Task to complete ▸ Every entry below should be repeated exactly; the pictures should not.

Extracted records ▸
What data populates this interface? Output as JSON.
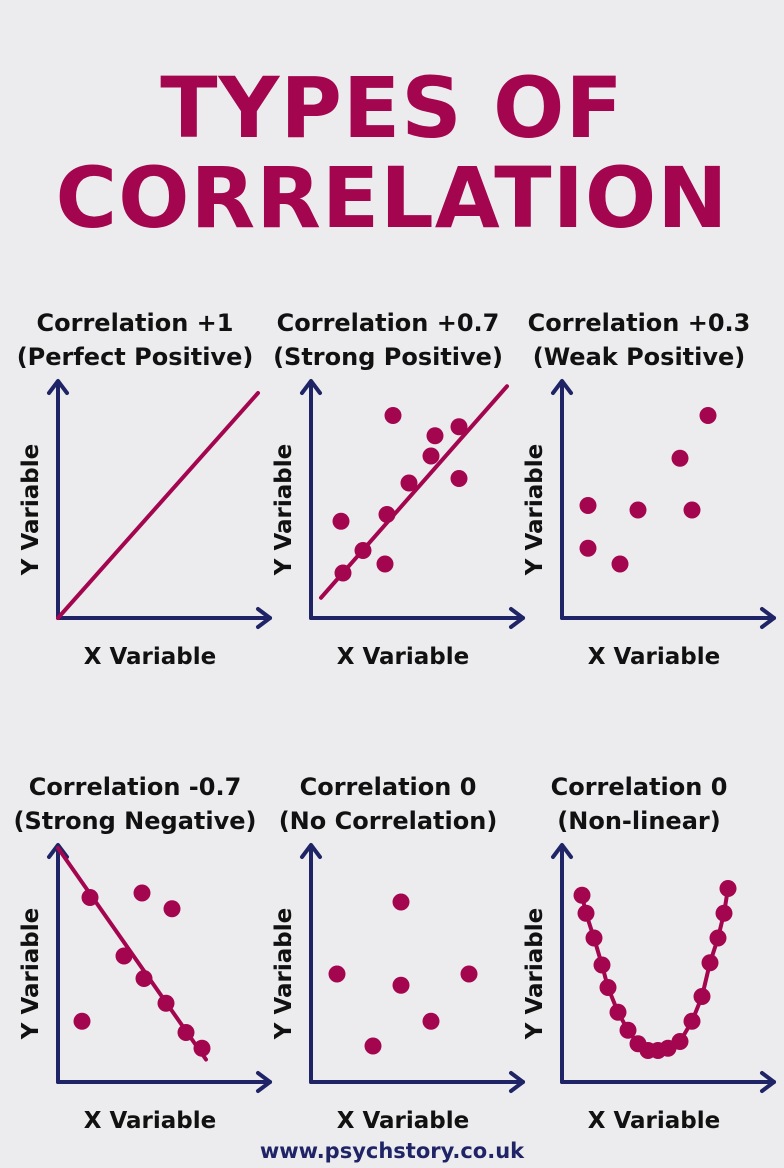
{
  "title": {
    "line1": "TYPES OF",
    "line2": "CORRELATION"
  },
  "footer": "www.psychstory.co.uk",
  "colors": {
    "title": "#a3064f",
    "data": "#a3064f",
    "axis": "#1f2466",
    "text": "#111111",
    "background": "#ececee"
  },
  "chart_data": [
    {
      "type": "line",
      "title": "Correlation +1",
      "subtitle": "(Perfect Positive)",
      "xlabel": "X Variable",
      "ylabel": "Y Variable",
      "xlim": [
        0,
        10
      ],
      "ylim": [
        0,
        10
      ],
      "line": [
        [
          0,
          0
        ],
        [
          10,
          10
        ]
      ],
      "points": []
    },
    {
      "type": "scatter",
      "title": "Correlation +0.7",
      "subtitle": "(Strong Positive)",
      "xlabel": "X Variable",
      "ylabel": "Y Variable",
      "xlim": [
        0,
        10
      ],
      "ylim": [
        0,
        10
      ],
      "line": [
        [
          0.5,
          0.9
        ],
        [
          9.8,
          10.3
        ]
      ],
      "points": [
        [
          1.6,
          2.0
        ],
        [
          1.5,
          4.3
        ],
        [
          2.6,
          3.0
        ],
        [
          3.7,
          2.4
        ],
        [
          3.8,
          4.6
        ],
        [
          4.9,
          6.0
        ],
        [
          6.0,
          7.2
        ],
        [
          6.2,
          8.1
        ],
        [
          4.1,
          9.0
        ],
        [
          7.4,
          8.5
        ],
        [
          7.4,
          6.2
        ]
      ]
    },
    {
      "type": "scatter",
      "title": "Correlation +0.3",
      "subtitle": "(Weak Positive)",
      "xlabel": "X Variable",
      "ylabel": "Y Variable",
      "xlim": [
        0,
        10
      ],
      "ylim": [
        0,
        10
      ],
      "line": [],
      "points": [
        [
          1.3,
          5.0
        ],
        [
          1.3,
          3.1
        ],
        [
          2.9,
          2.4
        ],
        [
          3.8,
          4.8
        ],
        [
          5.9,
          7.1
        ],
        [
          6.5,
          4.8
        ],
        [
          7.3,
          9.0
        ]
      ]
    },
    {
      "type": "scatter",
      "title": "Correlation -0.7",
      "subtitle": "(Strong Negative)",
      "xlabel": "X Variable",
      "ylabel": "Y Variable",
      "xlim": [
        0,
        10
      ],
      "ylim": [
        0,
        10
      ],
      "line": [
        [
          0.0,
          10.4
        ],
        [
          7.4,
          1.0
        ]
      ],
      "points": [
        [
          1.6,
          8.2
        ],
        [
          4.2,
          8.4
        ],
        [
          5.7,
          7.7
        ],
        [
          3.3,
          5.6
        ],
        [
          4.3,
          4.6
        ],
        [
          5.4,
          3.5
        ],
        [
          6.4,
          2.2
        ],
        [
          7.2,
          1.5
        ],
        [
          1.2,
          2.7
        ]
      ]
    },
    {
      "type": "scatter",
      "title": "Correlation 0",
      "subtitle": "(No Correlation)",
      "xlabel": "X Variable",
      "ylabel": "Y Variable",
      "xlim": [
        0,
        10
      ],
      "ylim": [
        0,
        10
      ],
      "line": [],
      "points": [
        [
          4.5,
          8.0
        ],
        [
          1.3,
          4.8
        ],
        [
          4.5,
          4.3
        ],
        [
          7.9,
          4.8
        ],
        [
          3.1,
          1.6
        ],
        [
          6.0,
          2.7
        ]
      ]
    },
    {
      "type": "line",
      "title": "Correlation 0",
      "subtitle": "(Non-linear)",
      "xlabel": "X Variable",
      "ylabel": "Y Variable",
      "xlim": [
        0,
        10
      ],
      "ylim": [
        0,
        10
      ],
      "line": [],
      "curve": "u-shape",
      "points": [
        [
          1.0,
          8.3
        ],
        [
          1.2,
          7.5
        ],
        [
          1.6,
          6.4
        ],
        [
          2.0,
          5.2
        ],
        [
          2.3,
          4.2
        ],
        [
          2.8,
          3.1
        ],
        [
          3.3,
          2.3
        ],
        [
          3.8,
          1.7
        ],
        [
          4.3,
          1.4
        ],
        [
          4.8,
          1.4
        ],
        [
          5.3,
          1.5
        ],
        [
          5.9,
          1.8
        ],
        [
          6.5,
          2.7
        ],
        [
          7.0,
          3.8
        ],
        [
          7.4,
          5.3
        ],
        [
          7.8,
          6.4
        ],
        [
          8.1,
          7.5
        ],
        [
          8.3,
          8.6
        ]
      ]
    }
  ]
}
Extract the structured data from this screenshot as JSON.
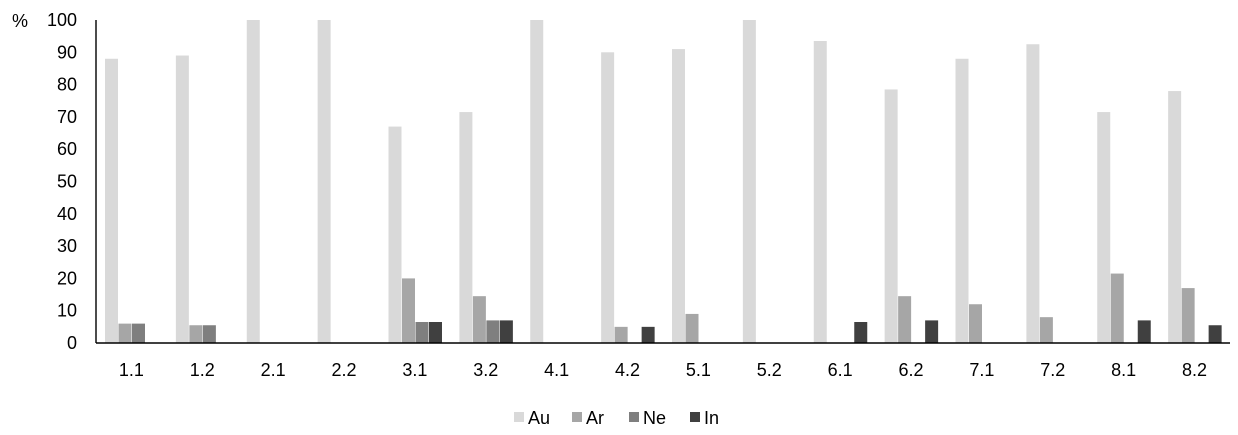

Solved problem ▸
What data populates this interface? Output as JSON.
{
  "title": {
    "line1": "TYPES OF",
    "line2": "CORRELATION"
  },
  "footer": "www.psychstory.co.uk",
  "colors": {
    "title": "#a3064f",
    "data": "#a3064f",
    "axis": "#1f2466",
    "text": "#111111",
    "background": "#ececee"
  },
  "chart_data": [
    {
      "type": "line",
      "title": "Correlation +1",
      "subtitle": "(Perfect Positive)",
      "xlabel": "X Variable",
      "ylabel": "Y Variable",
      "xlim": [
        0,
        10
      ],
      "ylim": [
        0,
        10
      ],
      "line": [
        [
          0,
          0
        ],
        [
          10,
          10
        ]
      ],
      "points": []
    },
    {
      "type": "scatter",
      "title": "Correlation +0.7",
      "subtitle": "(Strong Positive)",
      "xlabel": "X Variable",
      "ylabel": "Y Variable",
      "xlim": [
        0,
        10
      ],
      "ylim": [
        0,
        10
      ],
      "line": [
        [
          0.5,
          0.9
        ],
        [
          9.8,
          10.3
        ]
      ],
      "points": [
        [
          1.6,
          2.0
        ],
        [
          1.5,
          4.3
        ],
        [
          2.6,
          3.0
        ],
        [
          3.7,
          2.4
        ],
        [
          3.8,
          4.6
        ],
        [
          4.9,
          6.0
        ],
        [
          6.0,
          7.2
        ],
        [
          6.2,
          8.1
        ],
        [
          4.1,
          9.0
        ],
        [
          7.4,
          8.5
        ],
        [
          7.4,
          6.2
        ]
      ]
    },
    {
      "type": "scatter",
      "title": "Correlation +0.3",
      "subtitle": "(Weak Positive)",
      "xlabel": "X Variable",
      "ylabel": "Y Variable",
      "xlim": [
        0,
        10
      ],
      "ylim": [
        0,
        10
      ],
      "line": [],
      "points": [
        [
          1.3,
          5.0
        ],
        [
          1.3,
          3.1
        ],
        [
          2.9,
          2.4
        ],
        [
          3.8,
          4.8
        ],
        [
          5.9,
          7.1
        ],
        [
          6.5,
          4.8
        ],
        [
          7.3,
          9.0
        ]
      ]
    },
    {
      "type": "scatter",
      "title": "Correlation -0.7",
      "subtitle": "(Strong Negative)",
      "xlabel": "X Variable",
      "ylabel": "Y Variable",
      "xlim": [
        0,
        10
      ],
      "ylim": [
        0,
        10
      ],
      "line": [
        [
          0.0,
          10.4
        ],
        [
          7.4,
          1.0
        ]
      ],
      "points": [
        [
          1.6,
          8.2
        ],
        [
          4.2,
          8.4
        ],
        [
          5.7,
          7.7
        ],
        [
          3.3,
          5.6
        ],
        [
          4.3,
          4.6
        ],
        [
          5.4,
          3.5
        ],
        [
          6.4,
          2.2
        ],
        [
          7.2,
          1.5
        ],
        [
          1.2,
          2.7
        ]
      ]
    },
    {
      "type": "scatter",
      "title": "Correlation 0",
      "subtitle": "(No Correlation)",
      "xlabel": "X Variable",
      "ylabel": "Y Variable",
      "xlim": [
        0,
        10
      ],
      "ylim": [
        0,
        10
      ],
      "line": [],
      "points": [
        [
          4.5,
          8.0
        ],
        [
          1.3,
          4.8
        ],
        [
          4.5,
          4.3
        ],
        [
          7.9,
          4.8
        ],
        [
          3.1,
          1.6
        ],
        [
          6.0,
          2.7
        ]
      ]
    },
    {
      "type": "line",
      "title": "Correlation 0",
      "subtitle": "(Non-linear)",
      "xlabel": "X Variable",
      "ylabel": "Y Variable",
      "xlim": [
        0,
        10
      ],
      "ylim": [
        0,
        10
      ],
      "line": [],
      "curve": "u-shape",
      "points": [
        [
          1.0,
          8.3
        ],
        [
          1.2,
          7.5
        ],
        [
          1.6,
          6.4
        ],
        [
          2.0,
          5.2
        ],
        [
          2.3,
          4.2
        ],
        [
          2.8,
          3.1
        ],
        [
          3.3,
          2.3
        ],
        [
          3.8,
          1.7
        ],
        [
          4.3,
          1.4
        ],
        [
          4.8,
          1.4
        ],
        [
          5.3,
          1.5
        ],
        [
          5.9,
          1.8
        ],
        [
          6.5,
          2.7
        ],
        [
          7.0,
          3.8
        ],
        [
          7.4,
          5.3
        ],
        [
          7.8,
          6.4
        ],
        [
          8.1,
          7.5
        ],
        [
          8.3,
          8.6
        ]
      ]
    }
  ]
}
Extract the structured data from this screenshot as JSON.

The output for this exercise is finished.